** EXERCISE DESCRIPTION **
Print the lines of the records verbatim, beginning with the line that contains "check-engine-label: CHECK [267, 540, 292, 547]" and continuing through the line that contains "instrument-cluster-icon: BRAKE ABS", both included.

╭──

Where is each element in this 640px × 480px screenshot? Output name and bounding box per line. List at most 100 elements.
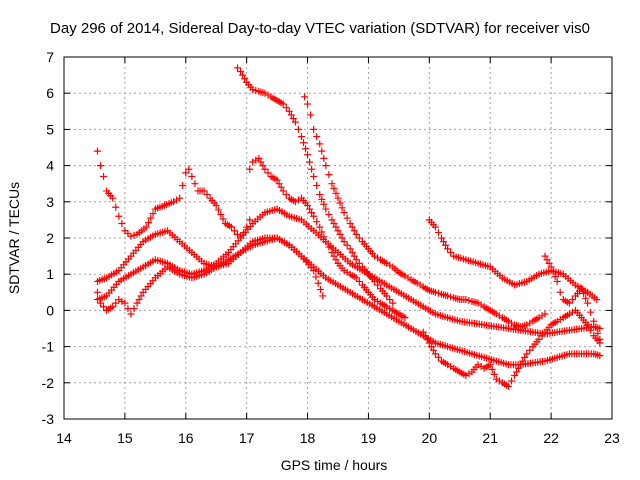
data-point xyxy=(582,294,590,302)
x-axis-label: GPS time / hours xyxy=(280,457,388,473)
data-point xyxy=(130,305,138,313)
data-point xyxy=(299,139,307,147)
data-point xyxy=(330,220,338,228)
x-tick-label: 23 xyxy=(604,430,620,446)
data-point xyxy=(112,299,120,307)
data-point xyxy=(431,223,439,231)
series-track-10 xyxy=(541,252,604,343)
data-point xyxy=(227,223,235,231)
y-tick-label: 7 xyxy=(46,49,54,65)
data-point xyxy=(504,382,512,390)
data-point xyxy=(355,234,363,242)
data-point xyxy=(348,223,356,231)
data-point xyxy=(264,169,272,177)
data-point xyxy=(346,220,354,228)
data-point xyxy=(310,212,318,220)
data-point xyxy=(212,201,220,209)
data-point xyxy=(135,296,143,304)
data-point xyxy=(322,162,330,170)
y-tick-label: -1 xyxy=(42,339,55,355)
data-point xyxy=(261,165,269,173)
data-point xyxy=(252,86,260,94)
data-point xyxy=(488,366,496,374)
data-point xyxy=(346,245,354,253)
data-point xyxy=(547,263,555,271)
data-point xyxy=(386,296,394,304)
data-point xyxy=(249,86,257,94)
data-point xyxy=(584,321,592,329)
data-point xyxy=(584,299,592,307)
data-point xyxy=(521,353,529,361)
y-tick-label: 2 xyxy=(46,230,54,246)
data-point xyxy=(109,194,117,202)
data-point xyxy=(133,299,141,307)
data-point xyxy=(338,204,346,212)
data-point xyxy=(304,151,312,159)
data-point xyxy=(383,292,391,300)
y-tick-label: 0 xyxy=(46,302,54,318)
data-point xyxy=(307,111,315,119)
y-tick-label: -3 xyxy=(42,411,55,427)
data-point xyxy=(100,303,108,311)
data-point xyxy=(592,323,600,331)
data-point xyxy=(282,104,290,112)
data-point xyxy=(310,267,318,275)
data-point xyxy=(350,252,358,260)
data-point xyxy=(462,296,470,304)
data-point xyxy=(219,215,227,223)
data-point xyxy=(257,158,265,166)
data-point xyxy=(486,361,494,369)
series-track-4 xyxy=(301,93,549,331)
data-point xyxy=(596,352,604,360)
data-point xyxy=(310,172,318,180)
data-point xyxy=(334,227,342,235)
series-track-1 xyxy=(93,147,254,240)
data-point xyxy=(308,165,316,173)
data-point xyxy=(336,230,344,238)
data-point xyxy=(421,332,429,340)
series-track-8 xyxy=(425,216,601,304)
data-point xyxy=(580,290,588,298)
data-point xyxy=(147,214,155,222)
data-point xyxy=(490,370,498,378)
data-point xyxy=(308,209,316,217)
data-point xyxy=(115,212,123,220)
data-point xyxy=(179,182,187,190)
data-point xyxy=(313,218,321,226)
series-track-9 xyxy=(419,306,604,390)
data-point xyxy=(230,227,238,235)
data-point xyxy=(279,100,287,108)
data-point xyxy=(553,277,561,285)
data-point xyxy=(319,292,327,300)
data-point xyxy=(442,241,450,249)
data-point xyxy=(306,205,314,213)
chart-title: Day 296 of 2014, Sidereal Day-to-day VTE… xyxy=(50,20,590,37)
x-tick-label: 20 xyxy=(422,430,438,446)
data-point xyxy=(338,234,346,242)
data-point xyxy=(355,259,363,267)
x-tick-label: 15 xyxy=(117,430,133,446)
data-point xyxy=(523,350,531,358)
data-point xyxy=(350,227,358,235)
data-point xyxy=(282,191,290,199)
data-point xyxy=(304,201,312,209)
x-tick-label: 17 xyxy=(239,430,255,446)
data-point xyxy=(352,230,360,238)
y-tick-label: 1 xyxy=(46,266,54,282)
data-point xyxy=(313,182,321,190)
data-point xyxy=(97,162,105,170)
data-point xyxy=(241,75,249,83)
series-track-3 xyxy=(234,64,397,307)
data-point xyxy=(314,279,322,287)
data-point xyxy=(294,125,302,133)
data-point xyxy=(318,228,326,236)
data-point xyxy=(301,93,309,101)
data-point xyxy=(121,299,129,307)
data-point xyxy=(289,115,297,123)
x-tick-label: 14 xyxy=(56,430,72,446)
data-point xyxy=(259,162,267,170)
data-point xyxy=(217,210,225,218)
data-point xyxy=(185,165,193,173)
data-point xyxy=(246,165,254,173)
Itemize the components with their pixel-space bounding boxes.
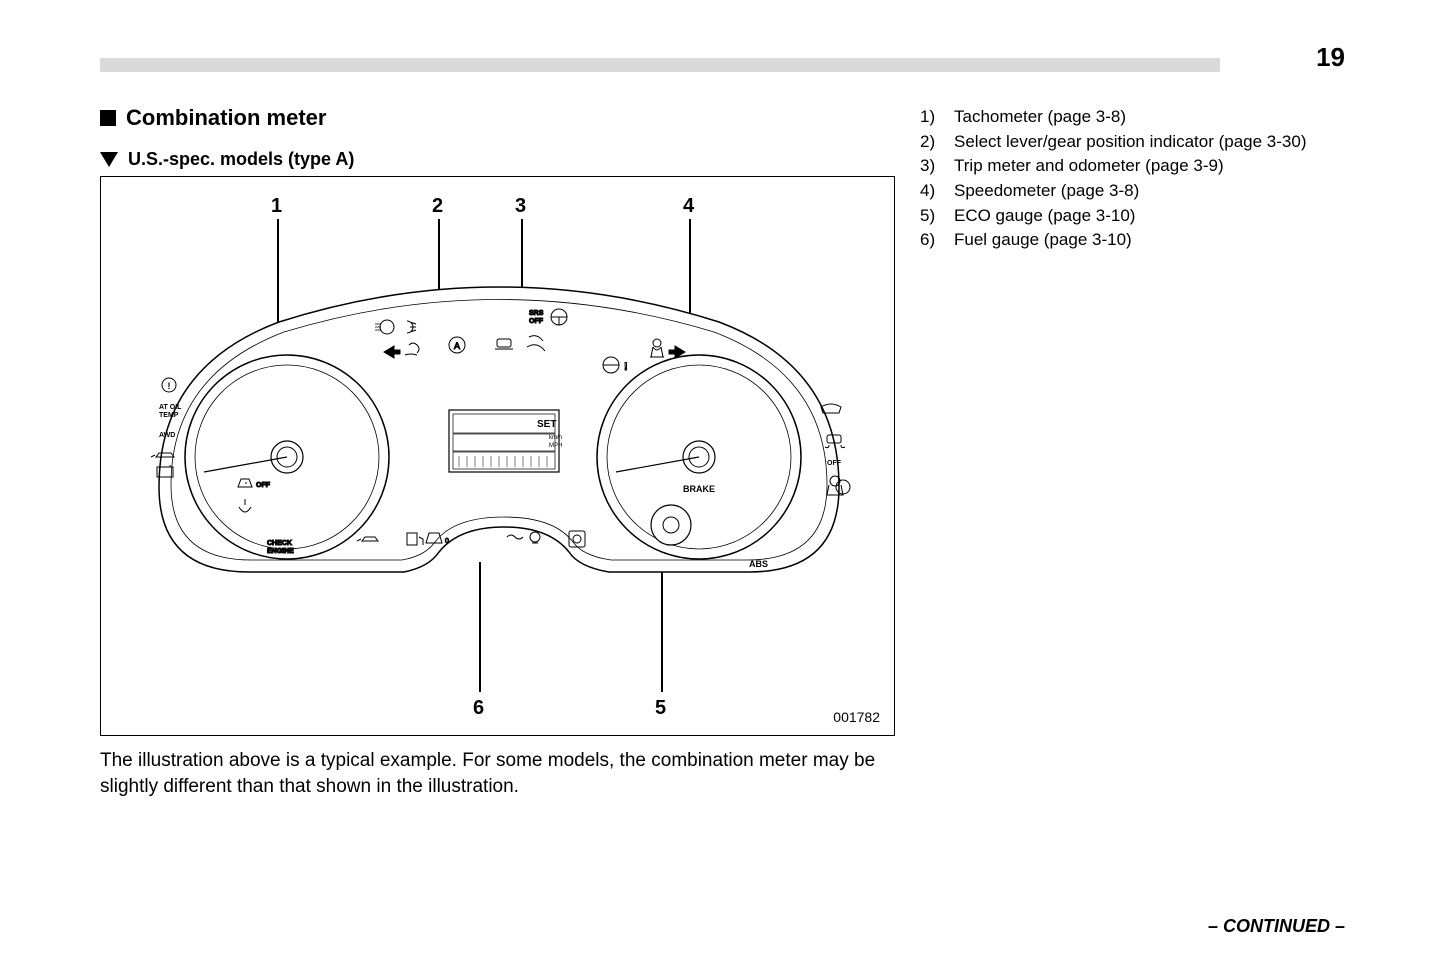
check-engine-label: CHECK [267, 540, 292, 547]
legend-item: 5) ECO gauge (page 3-10) [920, 204, 1320, 229]
legend-text: Tachometer (page 3-8) [954, 105, 1320, 130]
section-title: Combination meter [126, 105, 326, 131]
set-label: SET [537, 419, 556, 430]
svg-text:TEMP: TEMP [159, 412, 179, 419]
svg-text:SRS: SRS [529, 310, 544, 317]
callout-6: 6 [473, 697, 484, 720]
legend-number: 3) [920, 154, 954, 179]
callout-3: 3 [515, 195, 526, 218]
svg-text:A: A [454, 341, 460, 351]
continued-footer: – CONTINUED – [1208, 916, 1345, 937]
section-subtitle: U.S.-spec. models (type A) [128, 149, 354, 170]
diagram-caption: The illustration above is a typical exam… [100, 748, 895, 799]
square-bullet-icon [100, 110, 116, 126]
at-oil-label: AT OIL [159, 404, 182, 411]
legend-text: ECO gauge (page 3-10) [954, 204, 1320, 229]
legend-item: 2) Select lever/gear position indicator … [920, 130, 1320, 155]
legend-number: 5) [920, 204, 954, 229]
callout-2: 2 [432, 195, 443, 218]
brake-label: BRAKE [683, 484, 715, 494]
legend-number: 6) [920, 228, 954, 253]
legend-text: Select lever/gear position indicator (pa… [954, 130, 1320, 155]
diagram-frame: 1 2 3 4 6 5 [100, 176, 895, 736]
legend-number: 4) [920, 179, 954, 204]
legend-item: 4) Speedometer (page 3-8) [920, 179, 1320, 204]
legend-text: Speedometer (page 3-8) [954, 179, 1320, 204]
section-heading: Combination meter [100, 105, 895, 131]
mph-label: MPH [549, 443, 562, 449]
sub-heading: U.S.-spec. models (type A) [100, 149, 895, 170]
abs-label: ABS [749, 559, 768, 569]
page-number: 19 [1316, 42, 1345, 73]
svg-text:!: ! [168, 381, 171, 391]
svg-text:0: 0 [445, 538, 449, 545]
legend-item: 1) Tachometer (page 3-8) [920, 105, 1320, 130]
legend-item: 6) Fuel gauge (page 3-10) [920, 228, 1320, 253]
header-bar [100, 58, 1220, 72]
awd-label: AWD [159, 432, 175, 439]
svg-text:OFF: OFF [256, 482, 271, 489]
main-content: Combination meter U.S.-spec. models (typ… [100, 105, 895, 799]
kmh-label: km/h [549, 435, 562, 441]
off-label: OFF [827, 460, 842, 467]
svg-text:OFF: OFF [529, 318, 544, 325]
legend-list: 1) Tachometer (page 3-8) 2) Select lever… [920, 105, 1320, 253]
instrument-cluster-icon: BRAKE ABS SET km/h MPH [129, 267, 869, 607]
legend-number: 2) [920, 130, 954, 155]
legend-number: 1) [920, 105, 954, 130]
svg-text:ENGINE: ENGINE [267, 548, 294, 555]
svg-text:!: ! [624, 361, 628, 373]
legend-item: 3) Trip meter and odometer (page 3-9) [920, 154, 1320, 179]
image-code: 001782 [833, 709, 880, 725]
callout-4: 4 [683, 195, 694, 218]
callout-5: 5 [655, 697, 666, 720]
legend-text: Fuel gauge (page 3-10) [954, 228, 1320, 253]
callout-1: 1 [271, 195, 282, 218]
legend-text: Trip meter and odometer (page 3-9) [954, 154, 1320, 179]
triangle-bullet-icon [100, 152, 118, 167]
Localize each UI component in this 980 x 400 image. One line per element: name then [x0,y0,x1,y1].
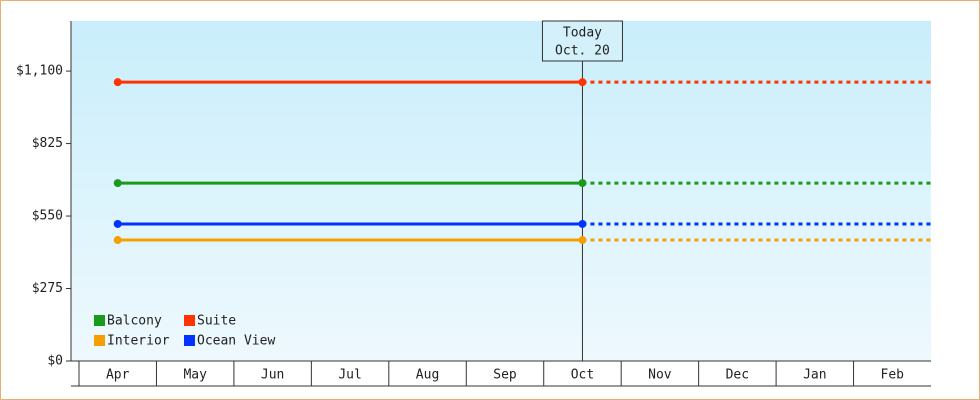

╰──

** EXPECTED OUTPUT **
check-engine-label: CHECK [267, 540, 292, 547]
legend-item: 5) ECO gauge (page 3-10) [920, 204, 1320, 229]
legend-text: Tachometer (page 3-8) [954, 105, 1320, 130]
section-title: Combination meter [126, 105, 326, 131]
set-label: SET [537, 419, 556, 430]
svg-text:TEMP: TEMP [159, 412, 179, 419]
svg-text:SRS: SRS [529, 310, 544, 317]
callout-6: 6 [473, 697, 484, 720]
legend-number: 3) [920, 154, 954, 179]
callout-3: 3 [515, 195, 526, 218]
svg-text:A: A [454, 341, 460, 351]
continued-footer: – CONTINUED – [1208, 916, 1345, 937]
section-subtitle: U.S.-spec. models (type A) [128, 149, 354, 170]
diagram-caption: The illustration above is a typical exam… [100, 748, 895, 799]
square-bullet-icon [100, 110, 116, 126]
at-oil-label: AT OIL [159, 404, 182, 411]
legend-text: ECO gauge (page 3-10) [954, 204, 1320, 229]
legend-item: 2) Select lever/gear position indicator … [920, 130, 1320, 155]
legend-number: 5) [920, 204, 954, 229]
callout-2: 2 [432, 195, 443, 218]
brake-label: BRAKE [683, 484, 715, 494]
legend-number: 6) [920, 228, 954, 253]
legend-text: Select lever/gear position indicator (pa… [954, 130, 1320, 155]
diagram-frame: 1 2 3 4 6 5 [100, 176, 895, 736]
legend-number: 4) [920, 179, 954, 204]
legend-item: 4) Speedometer (page 3-8) [920, 179, 1320, 204]
legend-text: Speedometer (page 3-8) [954, 179, 1320, 204]
section-heading: Combination meter [100, 105, 895, 131]
mph-label: MPH [549, 443, 562, 449]
sub-heading: U.S.-spec. models (type A) [100, 149, 895, 170]
abs-label: ABS [749, 559, 768, 569]
page-number: 19 [1316, 42, 1345, 73]
svg-text:!: ! [168, 381, 171, 391]
svg-text:0: 0 [445, 538, 449, 545]
legend-item: 1) Tachometer (page 3-8) [920, 105, 1320, 130]
legend-item: 6) Fuel gauge (page 3-10) [920, 228, 1320, 253]
header-bar [100, 58, 1220, 72]
awd-label: AWD [159, 432, 175, 439]
svg-text:OFF: OFF [256, 482, 271, 489]
main-content: Combination meter U.S.-spec. models (typ… [100, 105, 895, 799]
kmh-label: km/h [549, 435, 562, 441]
off-label: OFF [827, 460, 842, 467]
svg-text:OFF: OFF [529, 318, 544, 325]
legend-list: 1) Tachometer (page 3-8) 2) Select lever… [920, 105, 1320, 253]
instrument-cluster-icon: BRAKE ABS SET km/h MPH [129, 267, 869, 607]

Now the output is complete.